Before you return the entries below, strip out the pictures and keep all else exact.

(The records Opens)

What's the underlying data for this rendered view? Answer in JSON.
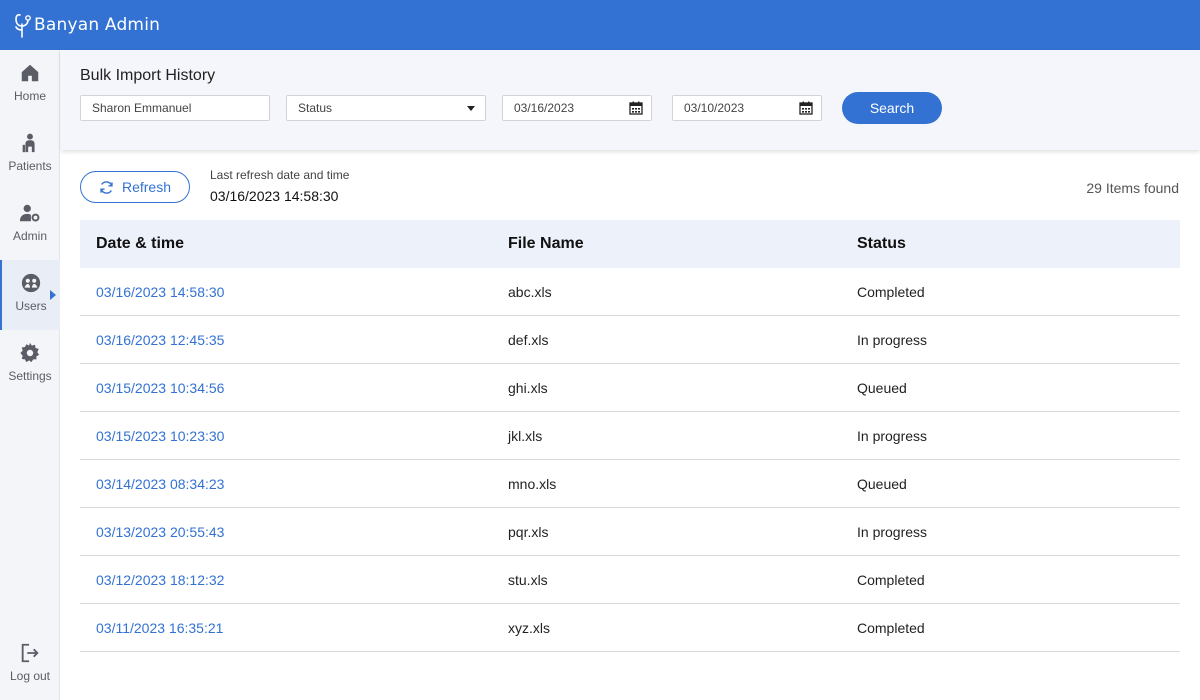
{
  "app": {
    "name": "Banyan Admin"
  },
  "sidebar": {
    "items": [
      {
        "label": "Home",
        "icon": "home-icon"
      },
      {
        "label": "Patients",
        "icon": "patient-icon"
      },
      {
        "label": "Admin",
        "icon": "admin-icon"
      },
      {
        "label": "Users",
        "icon": "users-icon",
        "active": true
      },
      {
        "label": "Settings",
        "icon": "gear-icon"
      }
    ],
    "logout_label": "Log out"
  },
  "filters": {
    "title": "Bulk Import History",
    "name_value": "Sharon Emmanuel",
    "status_value": "Status",
    "date_from": "03/16/2023",
    "date_to": "03/10/2023",
    "search_label": "Search"
  },
  "refresh": {
    "button_label": "Refresh",
    "last_label": "Last refresh date and time",
    "last_value": "03/16/2023 14:58:30",
    "items_found": "29 Items found"
  },
  "table": {
    "headers": [
      "Date & time",
      "File Name",
      "Status"
    ],
    "rows": [
      [
        "03/16/2023 14:58:30",
        "abc.xls",
        "Completed"
      ],
      [
        "03/16/2023 12:45:35",
        "def.xls",
        "In progress"
      ],
      [
        "03/15/2023 10:34:56",
        "ghi.xls",
        "Queued"
      ],
      [
        "03/15/2023 10:23:30",
        "jkl.xls",
        "In progress"
      ],
      [
        "03/14/2023 08:34:23",
        "mno.xls",
        "Queued"
      ],
      [
        "03/13/2023 20:55:43",
        "pqr.xls",
        "In progress"
      ],
      [
        "03/12/2023 18:12:32",
        "stu.xls",
        "Completed"
      ],
      [
        "03/11/2023 16:35:21",
        "xyz.xls",
        "Completed"
      ]
    ]
  },
  "colors": {
    "brand": "#3372d2",
    "sidebar_bg": "#f4f5f8",
    "header_row_bg": "#edf2fa"
  }
}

(The records Closes)

**Answer box**
What's the underlying data for this rendered view? Answer in JSON.
{
  "app": {
    "name": "Banyan Admin"
  },
  "sidebar": {
    "items": [
      {
        "label": "Home",
        "icon": "home-icon"
      },
      {
        "label": "Patients",
        "icon": "patient-icon"
      },
      {
        "label": "Admin",
        "icon": "admin-icon"
      },
      {
        "label": "Users",
        "icon": "users-icon",
        "active": true
      },
      {
        "label": "Settings",
        "icon": "gear-icon"
      }
    ],
    "logout_label": "Log out"
  },
  "filters": {
    "title": "Bulk Import History",
    "name_value": "Sharon Emmanuel",
    "status_value": "Status",
    "date_from": "03/16/2023",
    "date_to": "03/10/2023",
    "search_label": "Search"
  },
  "refresh": {
    "button_label": "Refresh",
    "last_label": "Last refresh date and time",
    "last_value": "03/16/2023 14:58:30",
    "items_found": "29 Items found"
  },
  "table": {
    "headers": [
      "Date & time",
      "File Name",
      "Status"
    ],
    "rows": [
      [
        "03/16/2023 14:58:30",
        "abc.xls",
        "Completed"
      ],
      [
        "03/16/2023 12:45:35",
        "def.xls",
        "In progress"
      ],
      [
        "03/15/2023 10:34:56",
        "ghi.xls",
        "Queued"
      ],
      [
        "03/15/2023 10:23:30",
        "jkl.xls",
        "In progress"
      ],
      [
        "03/14/2023 08:34:23",
        "mno.xls",
        "Queued"
      ],
      [
        "03/13/2023 20:55:43",
        "pqr.xls",
        "In progress"
      ],
      [
        "03/12/2023 18:12:32",
        "stu.xls",
        "Completed"
      ],
      [
        "03/11/2023 16:35:21",
        "xyz.xls",
        "Completed"
      ]
    ]
  },
  "colors": {
    "brand": "#3372d2",
    "sidebar_bg": "#f4f5f8",
    "header_row_bg": "#edf2fa"
  }
}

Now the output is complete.